---------- Material shown

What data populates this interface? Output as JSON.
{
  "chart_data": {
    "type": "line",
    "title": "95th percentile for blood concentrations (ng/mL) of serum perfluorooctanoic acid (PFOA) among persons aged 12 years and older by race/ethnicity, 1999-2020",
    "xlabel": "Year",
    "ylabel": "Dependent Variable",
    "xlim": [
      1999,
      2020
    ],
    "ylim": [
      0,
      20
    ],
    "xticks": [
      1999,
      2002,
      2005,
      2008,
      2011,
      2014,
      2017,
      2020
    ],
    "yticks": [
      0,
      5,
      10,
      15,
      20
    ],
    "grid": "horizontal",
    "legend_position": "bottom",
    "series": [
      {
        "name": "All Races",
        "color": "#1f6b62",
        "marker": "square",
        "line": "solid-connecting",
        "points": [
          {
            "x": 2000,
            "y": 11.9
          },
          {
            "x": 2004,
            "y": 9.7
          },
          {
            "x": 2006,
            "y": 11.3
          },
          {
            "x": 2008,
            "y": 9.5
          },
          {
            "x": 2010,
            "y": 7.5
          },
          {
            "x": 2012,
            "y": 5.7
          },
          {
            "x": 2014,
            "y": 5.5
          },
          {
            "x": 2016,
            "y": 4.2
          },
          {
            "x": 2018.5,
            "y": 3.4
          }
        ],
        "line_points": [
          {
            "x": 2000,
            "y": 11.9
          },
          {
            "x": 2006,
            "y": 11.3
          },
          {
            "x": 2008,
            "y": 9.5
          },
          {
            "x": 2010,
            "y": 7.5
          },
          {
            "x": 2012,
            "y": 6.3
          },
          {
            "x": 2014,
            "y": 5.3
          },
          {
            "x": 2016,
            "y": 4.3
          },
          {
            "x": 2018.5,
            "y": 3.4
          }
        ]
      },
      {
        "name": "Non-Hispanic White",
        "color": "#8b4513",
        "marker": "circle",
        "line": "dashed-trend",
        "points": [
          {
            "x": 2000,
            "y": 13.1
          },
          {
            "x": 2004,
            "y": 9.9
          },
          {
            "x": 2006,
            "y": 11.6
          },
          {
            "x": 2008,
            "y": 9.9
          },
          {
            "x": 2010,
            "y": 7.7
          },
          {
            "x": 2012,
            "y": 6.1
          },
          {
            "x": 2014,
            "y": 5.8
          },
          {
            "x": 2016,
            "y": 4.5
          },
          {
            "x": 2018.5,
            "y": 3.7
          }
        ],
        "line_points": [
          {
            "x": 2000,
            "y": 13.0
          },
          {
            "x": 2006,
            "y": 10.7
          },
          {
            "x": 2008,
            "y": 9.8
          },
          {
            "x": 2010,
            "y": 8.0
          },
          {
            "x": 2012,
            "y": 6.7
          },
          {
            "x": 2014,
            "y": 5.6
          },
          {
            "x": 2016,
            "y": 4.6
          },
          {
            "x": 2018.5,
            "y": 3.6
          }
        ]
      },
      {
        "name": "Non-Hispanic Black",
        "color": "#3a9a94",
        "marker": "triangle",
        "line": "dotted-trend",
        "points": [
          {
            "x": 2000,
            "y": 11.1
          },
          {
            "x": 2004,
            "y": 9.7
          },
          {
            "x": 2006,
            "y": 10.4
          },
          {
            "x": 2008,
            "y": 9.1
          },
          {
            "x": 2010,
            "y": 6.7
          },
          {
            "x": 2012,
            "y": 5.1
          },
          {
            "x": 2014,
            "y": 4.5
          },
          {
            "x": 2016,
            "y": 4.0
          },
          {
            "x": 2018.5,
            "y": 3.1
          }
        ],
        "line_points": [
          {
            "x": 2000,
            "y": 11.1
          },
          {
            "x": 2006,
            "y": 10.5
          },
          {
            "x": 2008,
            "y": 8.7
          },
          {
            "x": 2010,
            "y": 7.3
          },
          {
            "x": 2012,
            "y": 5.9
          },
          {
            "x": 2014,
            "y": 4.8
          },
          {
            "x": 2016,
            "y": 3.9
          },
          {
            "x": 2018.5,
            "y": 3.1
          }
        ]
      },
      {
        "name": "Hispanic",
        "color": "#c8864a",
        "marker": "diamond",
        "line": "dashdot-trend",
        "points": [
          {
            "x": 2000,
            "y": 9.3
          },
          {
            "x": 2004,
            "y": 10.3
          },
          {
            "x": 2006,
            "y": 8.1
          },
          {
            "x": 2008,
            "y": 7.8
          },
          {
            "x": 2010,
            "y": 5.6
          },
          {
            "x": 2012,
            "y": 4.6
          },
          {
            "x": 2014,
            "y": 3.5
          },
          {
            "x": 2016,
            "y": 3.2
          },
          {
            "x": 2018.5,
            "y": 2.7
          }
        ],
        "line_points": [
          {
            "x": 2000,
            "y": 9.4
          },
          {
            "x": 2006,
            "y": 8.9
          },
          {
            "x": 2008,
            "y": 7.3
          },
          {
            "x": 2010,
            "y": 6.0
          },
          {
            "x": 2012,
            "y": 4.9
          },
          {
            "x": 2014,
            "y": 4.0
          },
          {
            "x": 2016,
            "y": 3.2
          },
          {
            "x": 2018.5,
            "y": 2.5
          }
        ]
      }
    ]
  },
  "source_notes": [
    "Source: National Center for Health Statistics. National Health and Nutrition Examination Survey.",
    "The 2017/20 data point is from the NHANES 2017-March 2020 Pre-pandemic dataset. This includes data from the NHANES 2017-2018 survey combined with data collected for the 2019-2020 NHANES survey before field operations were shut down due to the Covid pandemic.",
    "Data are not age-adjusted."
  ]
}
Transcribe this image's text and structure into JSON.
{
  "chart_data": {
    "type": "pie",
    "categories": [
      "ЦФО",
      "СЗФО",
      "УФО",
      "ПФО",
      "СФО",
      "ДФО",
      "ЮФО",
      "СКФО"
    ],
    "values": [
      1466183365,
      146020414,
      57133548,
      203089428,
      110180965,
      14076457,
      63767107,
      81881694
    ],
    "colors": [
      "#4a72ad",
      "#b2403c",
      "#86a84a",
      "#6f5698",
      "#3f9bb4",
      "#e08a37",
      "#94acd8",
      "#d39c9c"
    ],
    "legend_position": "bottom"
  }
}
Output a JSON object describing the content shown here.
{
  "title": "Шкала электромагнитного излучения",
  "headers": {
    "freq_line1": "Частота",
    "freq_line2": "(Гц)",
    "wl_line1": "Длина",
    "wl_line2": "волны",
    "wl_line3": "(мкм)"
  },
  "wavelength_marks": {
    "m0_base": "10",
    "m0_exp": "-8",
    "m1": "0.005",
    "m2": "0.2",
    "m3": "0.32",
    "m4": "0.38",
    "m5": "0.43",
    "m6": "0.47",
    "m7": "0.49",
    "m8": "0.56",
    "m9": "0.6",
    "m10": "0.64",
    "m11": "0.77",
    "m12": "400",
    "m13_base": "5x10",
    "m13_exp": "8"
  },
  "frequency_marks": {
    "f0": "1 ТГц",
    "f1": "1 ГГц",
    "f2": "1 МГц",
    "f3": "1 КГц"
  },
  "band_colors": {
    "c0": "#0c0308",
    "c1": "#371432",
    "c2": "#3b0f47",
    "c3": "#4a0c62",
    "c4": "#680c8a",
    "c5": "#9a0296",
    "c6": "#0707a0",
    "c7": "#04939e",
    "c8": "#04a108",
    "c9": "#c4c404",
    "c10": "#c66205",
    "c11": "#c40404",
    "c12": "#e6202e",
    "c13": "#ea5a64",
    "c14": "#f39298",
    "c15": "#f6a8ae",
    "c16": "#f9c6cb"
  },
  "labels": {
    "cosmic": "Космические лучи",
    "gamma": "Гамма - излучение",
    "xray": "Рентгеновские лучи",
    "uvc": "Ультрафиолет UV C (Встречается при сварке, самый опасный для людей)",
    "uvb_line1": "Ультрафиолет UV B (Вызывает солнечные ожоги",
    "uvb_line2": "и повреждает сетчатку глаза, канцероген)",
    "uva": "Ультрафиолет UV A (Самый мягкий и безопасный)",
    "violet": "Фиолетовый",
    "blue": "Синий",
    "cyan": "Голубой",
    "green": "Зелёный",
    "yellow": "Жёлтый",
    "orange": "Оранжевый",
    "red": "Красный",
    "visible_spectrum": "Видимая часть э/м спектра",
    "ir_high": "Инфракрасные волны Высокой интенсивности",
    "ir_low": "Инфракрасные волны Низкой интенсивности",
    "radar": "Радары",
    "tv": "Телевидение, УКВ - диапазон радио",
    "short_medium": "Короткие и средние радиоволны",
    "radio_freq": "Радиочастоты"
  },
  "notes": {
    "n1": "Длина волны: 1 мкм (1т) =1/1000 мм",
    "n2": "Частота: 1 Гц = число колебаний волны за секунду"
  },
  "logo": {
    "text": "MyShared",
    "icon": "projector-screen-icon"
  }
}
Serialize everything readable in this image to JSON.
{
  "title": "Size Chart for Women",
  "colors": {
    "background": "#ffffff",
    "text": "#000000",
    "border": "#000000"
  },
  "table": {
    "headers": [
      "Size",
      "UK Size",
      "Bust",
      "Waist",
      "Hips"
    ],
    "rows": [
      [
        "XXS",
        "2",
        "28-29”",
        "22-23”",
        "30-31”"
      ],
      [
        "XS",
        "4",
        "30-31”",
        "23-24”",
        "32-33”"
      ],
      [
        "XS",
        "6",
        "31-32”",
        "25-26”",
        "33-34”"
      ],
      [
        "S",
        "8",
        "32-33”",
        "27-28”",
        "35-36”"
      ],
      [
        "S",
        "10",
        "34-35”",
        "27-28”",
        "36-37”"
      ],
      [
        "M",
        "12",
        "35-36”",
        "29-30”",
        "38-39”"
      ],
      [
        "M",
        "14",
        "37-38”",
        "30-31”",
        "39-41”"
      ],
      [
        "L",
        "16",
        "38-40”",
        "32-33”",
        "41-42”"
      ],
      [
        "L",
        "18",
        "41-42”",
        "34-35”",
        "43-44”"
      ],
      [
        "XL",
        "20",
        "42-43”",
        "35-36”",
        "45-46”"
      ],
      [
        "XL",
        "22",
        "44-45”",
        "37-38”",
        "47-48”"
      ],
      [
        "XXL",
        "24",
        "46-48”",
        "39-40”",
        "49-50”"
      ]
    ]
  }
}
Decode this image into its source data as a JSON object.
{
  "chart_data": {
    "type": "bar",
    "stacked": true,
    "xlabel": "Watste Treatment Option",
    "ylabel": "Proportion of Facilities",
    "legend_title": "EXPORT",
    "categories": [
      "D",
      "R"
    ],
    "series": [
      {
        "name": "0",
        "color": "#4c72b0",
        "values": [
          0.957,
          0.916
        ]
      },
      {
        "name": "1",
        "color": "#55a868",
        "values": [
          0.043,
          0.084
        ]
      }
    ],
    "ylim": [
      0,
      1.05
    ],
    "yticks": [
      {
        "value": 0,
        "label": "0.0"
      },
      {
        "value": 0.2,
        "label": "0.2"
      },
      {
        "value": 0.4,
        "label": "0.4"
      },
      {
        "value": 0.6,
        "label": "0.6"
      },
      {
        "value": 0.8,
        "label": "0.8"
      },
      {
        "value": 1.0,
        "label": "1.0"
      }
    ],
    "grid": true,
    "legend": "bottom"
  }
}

--------------------

The task >> Copy out every line from the one containing "Decode this image" to the end of the material, both ends included.

Task answer >>
Decode this image into its source data as a JSON object.
{
  "chart_data": {
    "type": "bar",
    "stacked": true,
    "xlabel": "Watste Treatment Option",
    "ylabel": "Proportion of Facilities",
    "legend_title": "EXPORT",
    "categories": [
      "D",
      "R"
    ],
    "series": [
      {
        "name": "0",
        "color": "#4c72b0",
        "values": [
          0.957,
          0.916
        ]
      },
      {
        "name": "1",
        "color": "#55a868",
        "values": [
          0.043,
          0.084
        ]
      }
    ],
    "ylim": [
      0,
      1.05
    ],
    "yticks": [
      {
        "value": 0,
        "label": "0.0"
      },
      {
        "value": 0.2,
        "label": "0.2"
      },
      {
        "value": 0.4,
        "label": "0.4"
      },
      {
        "value": 0.6,
        "label": "0.6"
      },
      {
        "value": 0.8,
        "label": "0.8"
      },
      {
        "value": 1.0,
        "label": "1.0"
      }
    ],
    "grid": true,
    "legend": "bottom"
  }
}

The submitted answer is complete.